**EXERCISE AIM:** Find the lines holding the string "running" in the data, then copy all of them.

(Chart and figure data)
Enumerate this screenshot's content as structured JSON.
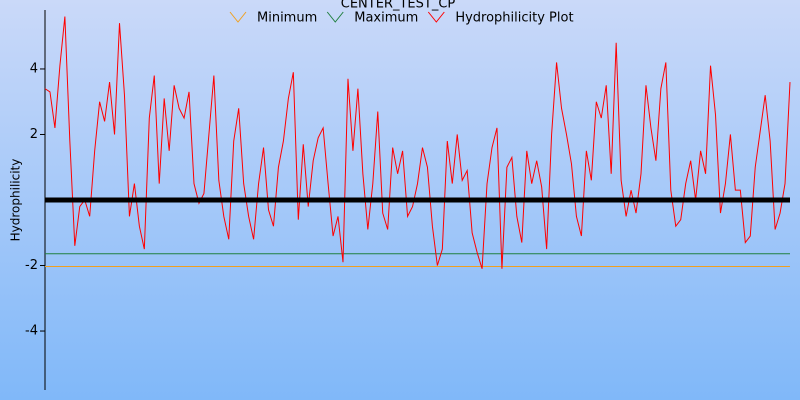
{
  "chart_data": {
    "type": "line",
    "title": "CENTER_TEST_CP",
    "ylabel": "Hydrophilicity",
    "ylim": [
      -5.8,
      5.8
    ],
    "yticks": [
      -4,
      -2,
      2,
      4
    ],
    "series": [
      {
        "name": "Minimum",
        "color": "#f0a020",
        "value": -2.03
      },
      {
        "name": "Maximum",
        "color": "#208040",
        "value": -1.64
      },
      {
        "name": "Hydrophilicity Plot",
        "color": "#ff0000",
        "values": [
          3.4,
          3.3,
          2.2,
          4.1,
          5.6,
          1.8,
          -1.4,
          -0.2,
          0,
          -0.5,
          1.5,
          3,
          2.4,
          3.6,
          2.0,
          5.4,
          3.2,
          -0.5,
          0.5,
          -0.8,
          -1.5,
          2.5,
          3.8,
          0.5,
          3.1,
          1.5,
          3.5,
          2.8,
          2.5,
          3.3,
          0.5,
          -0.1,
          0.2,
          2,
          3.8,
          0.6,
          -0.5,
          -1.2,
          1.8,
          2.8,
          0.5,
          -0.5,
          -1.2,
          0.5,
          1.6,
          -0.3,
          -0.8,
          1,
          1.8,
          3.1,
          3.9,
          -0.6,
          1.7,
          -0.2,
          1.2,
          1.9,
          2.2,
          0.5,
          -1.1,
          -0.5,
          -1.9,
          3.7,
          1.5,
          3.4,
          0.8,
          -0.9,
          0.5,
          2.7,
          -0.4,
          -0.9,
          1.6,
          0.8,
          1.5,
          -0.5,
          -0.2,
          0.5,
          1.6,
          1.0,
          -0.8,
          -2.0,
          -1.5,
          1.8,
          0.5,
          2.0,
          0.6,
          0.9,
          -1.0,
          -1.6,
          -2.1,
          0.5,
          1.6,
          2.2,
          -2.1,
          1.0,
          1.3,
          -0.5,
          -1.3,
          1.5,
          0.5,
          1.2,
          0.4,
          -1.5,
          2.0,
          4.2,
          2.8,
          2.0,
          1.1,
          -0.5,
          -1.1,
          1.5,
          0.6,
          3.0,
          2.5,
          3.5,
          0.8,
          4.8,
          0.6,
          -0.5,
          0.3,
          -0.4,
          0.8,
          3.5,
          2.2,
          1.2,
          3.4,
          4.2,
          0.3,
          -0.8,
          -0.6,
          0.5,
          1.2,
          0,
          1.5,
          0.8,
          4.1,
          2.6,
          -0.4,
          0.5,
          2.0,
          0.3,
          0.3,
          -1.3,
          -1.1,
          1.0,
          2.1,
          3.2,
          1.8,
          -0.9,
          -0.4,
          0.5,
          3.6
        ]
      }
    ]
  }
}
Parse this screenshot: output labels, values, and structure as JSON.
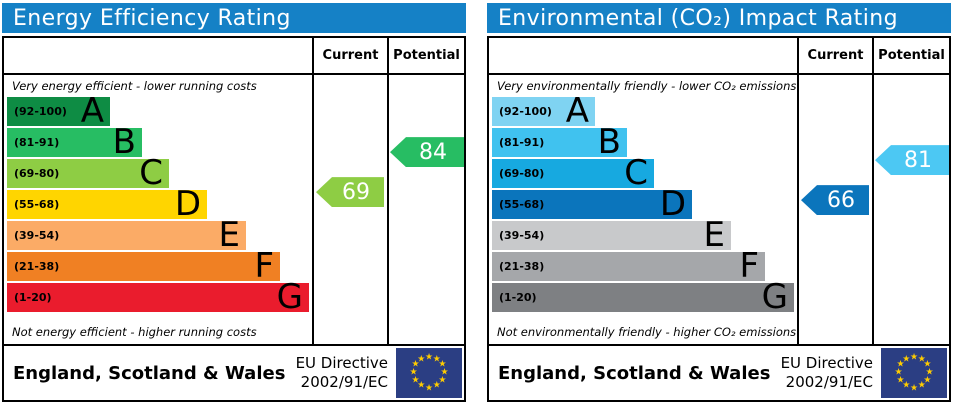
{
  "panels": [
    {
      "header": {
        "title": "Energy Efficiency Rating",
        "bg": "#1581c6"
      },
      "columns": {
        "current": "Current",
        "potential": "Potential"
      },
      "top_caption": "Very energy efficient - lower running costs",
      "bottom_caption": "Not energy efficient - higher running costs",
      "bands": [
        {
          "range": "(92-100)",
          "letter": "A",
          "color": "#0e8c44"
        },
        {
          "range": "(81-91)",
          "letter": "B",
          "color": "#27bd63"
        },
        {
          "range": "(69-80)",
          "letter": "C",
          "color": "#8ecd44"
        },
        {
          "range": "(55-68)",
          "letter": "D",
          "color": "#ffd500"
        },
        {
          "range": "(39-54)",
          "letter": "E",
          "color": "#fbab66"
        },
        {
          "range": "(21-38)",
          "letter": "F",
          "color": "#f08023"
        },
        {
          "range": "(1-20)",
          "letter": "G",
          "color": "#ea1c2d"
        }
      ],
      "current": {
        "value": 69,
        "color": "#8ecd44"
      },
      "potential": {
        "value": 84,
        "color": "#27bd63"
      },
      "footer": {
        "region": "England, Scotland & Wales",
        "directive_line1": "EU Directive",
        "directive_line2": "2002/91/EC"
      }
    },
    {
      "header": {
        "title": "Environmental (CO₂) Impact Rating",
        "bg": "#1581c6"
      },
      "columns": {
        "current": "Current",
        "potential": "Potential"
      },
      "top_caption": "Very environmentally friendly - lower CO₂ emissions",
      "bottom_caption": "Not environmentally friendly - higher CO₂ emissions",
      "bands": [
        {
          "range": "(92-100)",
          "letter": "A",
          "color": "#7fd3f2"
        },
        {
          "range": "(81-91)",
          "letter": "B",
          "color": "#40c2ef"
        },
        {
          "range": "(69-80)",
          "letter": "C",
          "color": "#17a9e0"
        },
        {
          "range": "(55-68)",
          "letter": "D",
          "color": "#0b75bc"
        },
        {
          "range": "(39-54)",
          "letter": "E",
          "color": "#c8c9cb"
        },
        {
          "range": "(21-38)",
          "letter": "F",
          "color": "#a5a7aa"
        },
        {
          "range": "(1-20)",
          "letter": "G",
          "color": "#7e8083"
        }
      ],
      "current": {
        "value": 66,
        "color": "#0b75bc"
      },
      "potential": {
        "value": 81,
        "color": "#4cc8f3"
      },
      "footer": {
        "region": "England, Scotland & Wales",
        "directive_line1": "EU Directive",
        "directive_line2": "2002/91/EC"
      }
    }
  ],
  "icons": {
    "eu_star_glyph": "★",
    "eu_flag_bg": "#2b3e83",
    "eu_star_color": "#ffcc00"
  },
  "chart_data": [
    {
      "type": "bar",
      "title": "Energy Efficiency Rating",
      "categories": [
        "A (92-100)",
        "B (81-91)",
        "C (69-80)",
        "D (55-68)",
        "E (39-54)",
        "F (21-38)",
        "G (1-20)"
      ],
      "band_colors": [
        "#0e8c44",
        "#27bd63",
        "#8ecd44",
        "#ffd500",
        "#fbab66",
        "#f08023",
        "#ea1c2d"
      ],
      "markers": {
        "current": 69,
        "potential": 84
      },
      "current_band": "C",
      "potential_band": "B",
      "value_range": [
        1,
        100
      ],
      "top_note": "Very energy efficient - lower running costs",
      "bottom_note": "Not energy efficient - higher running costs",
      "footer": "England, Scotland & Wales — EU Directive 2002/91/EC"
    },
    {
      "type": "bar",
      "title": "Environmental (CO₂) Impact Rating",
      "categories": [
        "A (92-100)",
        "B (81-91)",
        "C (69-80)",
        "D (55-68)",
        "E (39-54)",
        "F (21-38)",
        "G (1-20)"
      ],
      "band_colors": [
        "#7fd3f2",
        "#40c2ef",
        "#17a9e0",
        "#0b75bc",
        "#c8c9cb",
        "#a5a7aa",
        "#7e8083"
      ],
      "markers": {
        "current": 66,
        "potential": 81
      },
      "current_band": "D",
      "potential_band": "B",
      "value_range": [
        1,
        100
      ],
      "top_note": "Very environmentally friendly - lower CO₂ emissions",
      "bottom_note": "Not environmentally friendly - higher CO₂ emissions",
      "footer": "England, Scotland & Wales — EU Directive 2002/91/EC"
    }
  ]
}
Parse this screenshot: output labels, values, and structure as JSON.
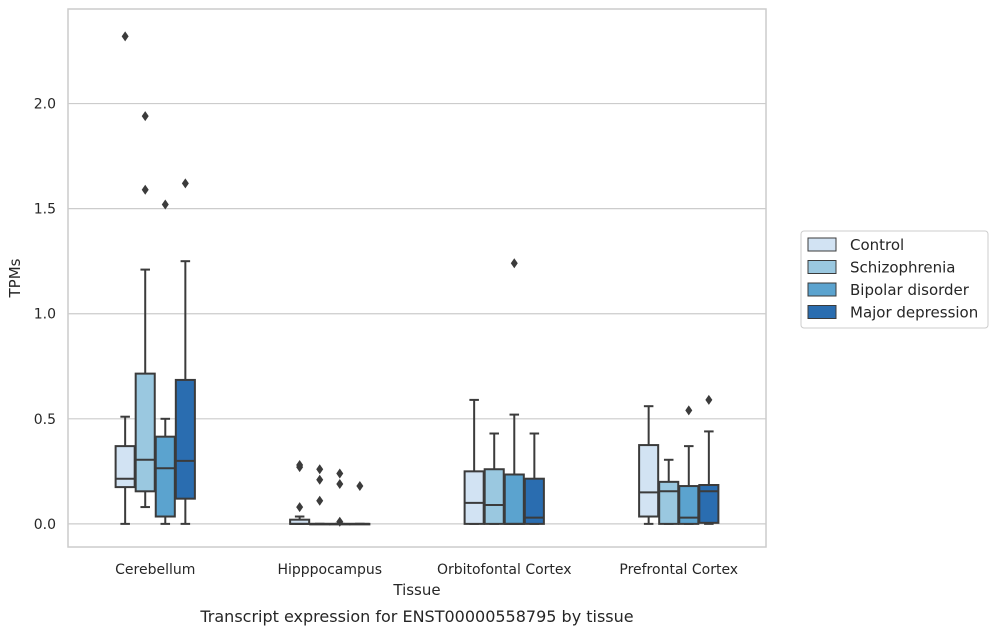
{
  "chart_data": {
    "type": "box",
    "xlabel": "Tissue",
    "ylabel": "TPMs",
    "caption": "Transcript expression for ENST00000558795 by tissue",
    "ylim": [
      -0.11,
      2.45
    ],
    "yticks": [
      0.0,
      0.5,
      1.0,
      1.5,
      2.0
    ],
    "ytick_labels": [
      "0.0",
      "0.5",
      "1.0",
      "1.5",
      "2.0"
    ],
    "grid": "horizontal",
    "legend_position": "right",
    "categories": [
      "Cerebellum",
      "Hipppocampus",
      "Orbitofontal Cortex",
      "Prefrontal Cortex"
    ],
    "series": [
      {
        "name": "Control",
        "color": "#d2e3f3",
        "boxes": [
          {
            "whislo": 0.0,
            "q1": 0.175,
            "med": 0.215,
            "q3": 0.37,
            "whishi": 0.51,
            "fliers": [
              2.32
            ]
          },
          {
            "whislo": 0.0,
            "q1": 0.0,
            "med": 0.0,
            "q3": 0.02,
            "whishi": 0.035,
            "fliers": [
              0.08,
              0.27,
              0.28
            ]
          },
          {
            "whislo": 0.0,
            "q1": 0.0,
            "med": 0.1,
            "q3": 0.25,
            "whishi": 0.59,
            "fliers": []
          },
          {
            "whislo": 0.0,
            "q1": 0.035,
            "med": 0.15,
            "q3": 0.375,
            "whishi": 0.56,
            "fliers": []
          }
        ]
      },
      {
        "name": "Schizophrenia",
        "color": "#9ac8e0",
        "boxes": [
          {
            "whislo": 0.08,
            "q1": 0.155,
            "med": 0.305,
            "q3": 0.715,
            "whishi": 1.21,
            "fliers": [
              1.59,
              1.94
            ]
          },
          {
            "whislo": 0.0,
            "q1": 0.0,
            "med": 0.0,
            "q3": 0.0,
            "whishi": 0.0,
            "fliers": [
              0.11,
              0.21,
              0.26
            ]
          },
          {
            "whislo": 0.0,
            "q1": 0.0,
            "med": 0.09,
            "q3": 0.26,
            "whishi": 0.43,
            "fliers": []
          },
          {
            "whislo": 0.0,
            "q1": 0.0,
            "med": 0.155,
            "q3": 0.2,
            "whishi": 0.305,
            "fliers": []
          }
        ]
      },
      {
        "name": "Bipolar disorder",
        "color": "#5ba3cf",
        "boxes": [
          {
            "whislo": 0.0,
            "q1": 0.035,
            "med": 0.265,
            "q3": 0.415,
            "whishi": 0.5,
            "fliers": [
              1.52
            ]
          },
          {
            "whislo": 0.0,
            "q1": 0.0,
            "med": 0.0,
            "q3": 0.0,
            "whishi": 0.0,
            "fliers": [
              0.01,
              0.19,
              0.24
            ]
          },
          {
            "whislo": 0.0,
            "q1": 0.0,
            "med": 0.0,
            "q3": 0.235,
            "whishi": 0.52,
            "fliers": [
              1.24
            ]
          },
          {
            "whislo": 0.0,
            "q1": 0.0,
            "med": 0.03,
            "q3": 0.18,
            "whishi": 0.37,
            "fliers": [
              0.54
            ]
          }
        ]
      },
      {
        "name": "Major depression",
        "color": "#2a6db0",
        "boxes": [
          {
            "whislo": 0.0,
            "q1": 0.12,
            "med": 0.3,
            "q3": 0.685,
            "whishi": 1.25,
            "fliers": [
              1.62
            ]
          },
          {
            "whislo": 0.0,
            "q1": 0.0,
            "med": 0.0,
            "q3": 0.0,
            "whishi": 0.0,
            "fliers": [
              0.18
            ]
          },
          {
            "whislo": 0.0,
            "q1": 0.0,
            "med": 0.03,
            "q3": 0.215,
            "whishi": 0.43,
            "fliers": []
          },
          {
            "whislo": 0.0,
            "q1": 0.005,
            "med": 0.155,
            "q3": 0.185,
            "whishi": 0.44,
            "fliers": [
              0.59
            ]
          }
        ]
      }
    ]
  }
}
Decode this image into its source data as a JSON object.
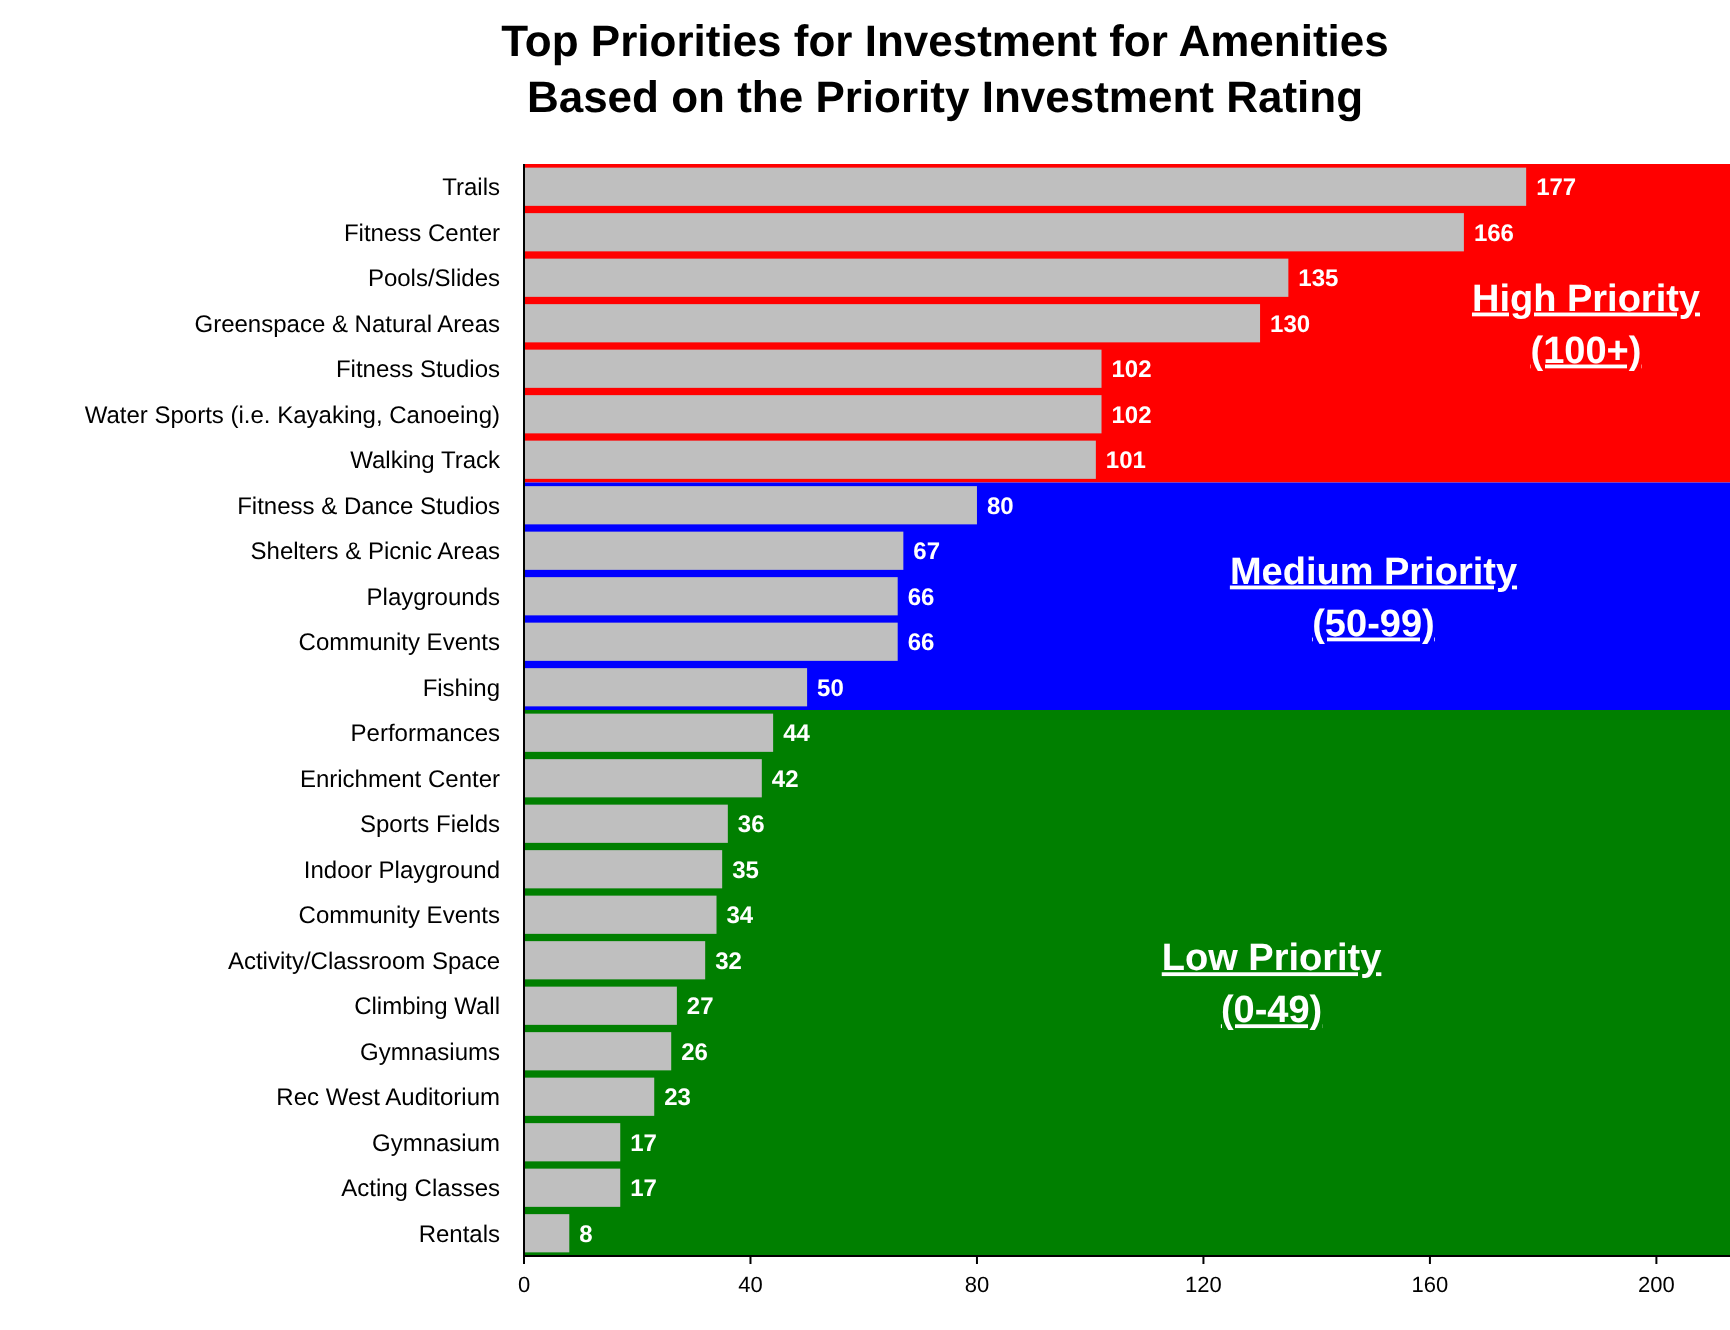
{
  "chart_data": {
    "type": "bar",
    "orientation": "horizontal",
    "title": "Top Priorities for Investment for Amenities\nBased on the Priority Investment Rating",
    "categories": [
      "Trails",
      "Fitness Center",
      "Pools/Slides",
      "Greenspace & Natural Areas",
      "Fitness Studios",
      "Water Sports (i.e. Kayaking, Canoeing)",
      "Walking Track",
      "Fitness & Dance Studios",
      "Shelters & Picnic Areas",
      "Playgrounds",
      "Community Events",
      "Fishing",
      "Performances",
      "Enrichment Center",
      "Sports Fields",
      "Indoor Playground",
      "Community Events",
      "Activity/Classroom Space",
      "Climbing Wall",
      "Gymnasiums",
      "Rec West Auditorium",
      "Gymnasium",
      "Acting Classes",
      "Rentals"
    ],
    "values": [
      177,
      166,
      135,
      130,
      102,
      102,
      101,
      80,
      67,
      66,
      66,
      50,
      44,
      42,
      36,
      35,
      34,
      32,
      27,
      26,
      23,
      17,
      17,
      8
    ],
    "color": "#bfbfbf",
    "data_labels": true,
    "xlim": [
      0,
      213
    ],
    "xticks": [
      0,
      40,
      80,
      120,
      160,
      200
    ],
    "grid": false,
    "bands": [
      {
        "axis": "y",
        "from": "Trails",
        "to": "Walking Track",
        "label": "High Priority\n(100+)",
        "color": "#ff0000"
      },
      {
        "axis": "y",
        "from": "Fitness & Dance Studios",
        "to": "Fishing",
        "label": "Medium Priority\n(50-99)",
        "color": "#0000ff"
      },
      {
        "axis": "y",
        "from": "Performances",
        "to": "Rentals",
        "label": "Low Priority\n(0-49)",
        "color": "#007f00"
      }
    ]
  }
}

**THE SOLUTION:**
      "top_caption": "Very energy efficient - lower running costs",
      "bottom_caption": "Not energy efficient - higher running costs",
      "top_note": "Very energy efficient - lower running costs",
      "bottom_note": "Not energy efficient - higher running costs",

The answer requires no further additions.